Brief
Below are some entries. Work out how many of their lines hold the word "регулируемых", and write that number alone.

Extracted records
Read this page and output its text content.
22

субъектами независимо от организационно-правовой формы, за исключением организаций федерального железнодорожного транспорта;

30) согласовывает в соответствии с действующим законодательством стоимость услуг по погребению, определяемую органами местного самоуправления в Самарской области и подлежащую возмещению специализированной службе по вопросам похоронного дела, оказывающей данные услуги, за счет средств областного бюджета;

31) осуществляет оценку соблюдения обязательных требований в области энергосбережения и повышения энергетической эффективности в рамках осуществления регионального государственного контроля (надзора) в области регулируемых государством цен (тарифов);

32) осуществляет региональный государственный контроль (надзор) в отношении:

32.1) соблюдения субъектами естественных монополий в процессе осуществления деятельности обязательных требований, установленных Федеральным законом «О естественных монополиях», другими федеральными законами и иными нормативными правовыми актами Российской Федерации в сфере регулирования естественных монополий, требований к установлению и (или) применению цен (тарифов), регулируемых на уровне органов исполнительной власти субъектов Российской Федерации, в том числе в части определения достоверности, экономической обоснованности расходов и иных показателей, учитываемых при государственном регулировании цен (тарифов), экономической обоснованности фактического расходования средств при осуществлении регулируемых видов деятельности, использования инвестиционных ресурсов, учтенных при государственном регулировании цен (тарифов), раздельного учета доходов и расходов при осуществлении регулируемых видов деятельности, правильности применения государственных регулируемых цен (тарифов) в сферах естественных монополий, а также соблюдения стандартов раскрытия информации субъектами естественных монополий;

The result
2